** START OF DATA **

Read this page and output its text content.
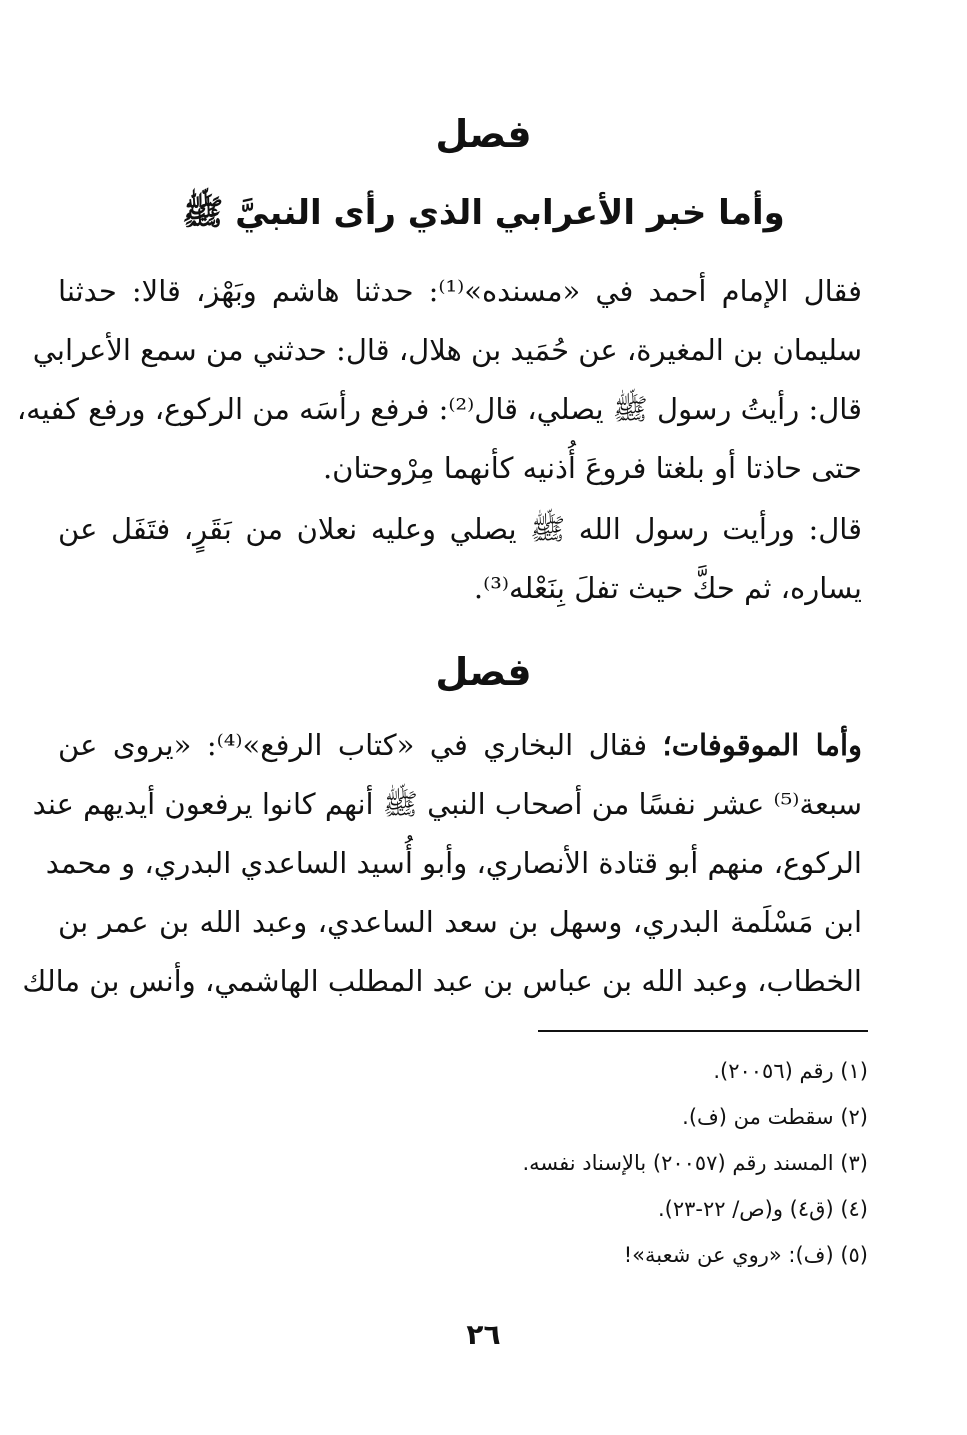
فصل
وأما خبر الأعرابي الذي رأى النبيَّ ﷺ
فقال الإمام أحمد في «مسنده»⁽¹⁾: حدثنا هاشم وبَهْز، قالا: حدثنا
سليمان بن المغيرة، عن حُمَيد بن هلال، قال: حدثني من سمع الأعرابي
قال: رأيتُ رسول ﷺ يصلي، قال⁽²⁾: فرفع رأسَه من الركوع، ورفع كفيه،
حتى حاذتا أو بلغتا فروعَ أُذنيه كأنهما مِرْوحتان.
قال: ورأيت رسول الله ﷺ يصلي وعليه نعلان من بَقَرٍ، فتَفَل عن
يساره، ثم حكَّ حيث تفلَ بِنَعْله⁽³⁾.
فصل
وأما الموقوفات؛ فقال البخاري في «كتاب الرفع»⁽⁴⁾: «يروى عن
سبعة⁽⁵⁾ عشر نفسًا من أصحاب النبي ﷺ أنهم كانوا يرفعون أيديهم عند
الركوع، منهم أبو قتادة الأنصاري، وأبو أُسيد الساعدي البدري، و محمد
ابن مَسْلَمة البدري، وسهل بن سعد الساعدي، وعبد الله بن عمر بن
الخطاب، وعبد الله بن عباس بن عبد المطلب الهاشمي، وأنس بن مالك
(١) رقم (٢٠٠٥٦).
(٢) سقطت من (ف).
(٣) المسند رقم (٢٠٠٥٧) بالإسناد نفسه.
(٤) (ق٤) و(ص/ ٢٢-٢٣).
(٥) (ف): «روي عن شعبة»!
٢٦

** END OF DATA **

WHAT THE TASK REQUIRES
A faithful copy of the records above is needed, with the pictures left out.

CORRECT ANSWER
Read this page and output its text content.
فصل
وأما خبر الأعرابي الذي رأى النبيَّ ﷺ
فقال الإمام أحمد في «مسنده»⁽¹⁾: حدثنا هاشم وبَهْز، قالا: حدثنا
سليمان بن المغيرة، عن حُمَيد بن هلال، قال: حدثني من سمع الأعرابي
قال: رأيتُ رسول ﷺ يصلي، قال⁽²⁾: فرفع رأسَه من الركوع، ورفع كفيه،
حتى حاذتا أو بلغتا فروعَ أُذنيه كأنهما مِرْوحتان.
قال: ورأيت رسول الله ﷺ يصلي وعليه نعلان من بَقَرٍ، فتَفَل عن
يساره، ثم حكَّ حيث تفلَ بِنَعْله⁽³⁾.
فصل
وأما الموقوفات؛ فقال البخاري في «كتاب الرفع»⁽⁴⁾: «يروى عن
سبعة⁽⁵⁾ عشر نفسًا من أصحاب النبي ﷺ أنهم كانوا يرفعون أيديهم عند
الركوع، منهم أبو قتادة الأنصاري، وأبو أُسيد الساعدي البدري، و محمد
ابن مَسْلَمة البدري، وسهل بن سعد الساعدي، وعبد الله بن عمر بن
الخطاب، وعبد الله بن عباس بن عبد المطلب الهاشمي، وأنس بن مالك
(١) رقم (٢٠٠٥٦).
(٢) سقطت من (ف).
(٣) المسند رقم (٢٠٠٥٧) بالإسناد نفسه.
(٤) (ق٤) و(ص/ ٢٢-٢٣).
(٥) (ف): «روي عن شعبة»!
٢٦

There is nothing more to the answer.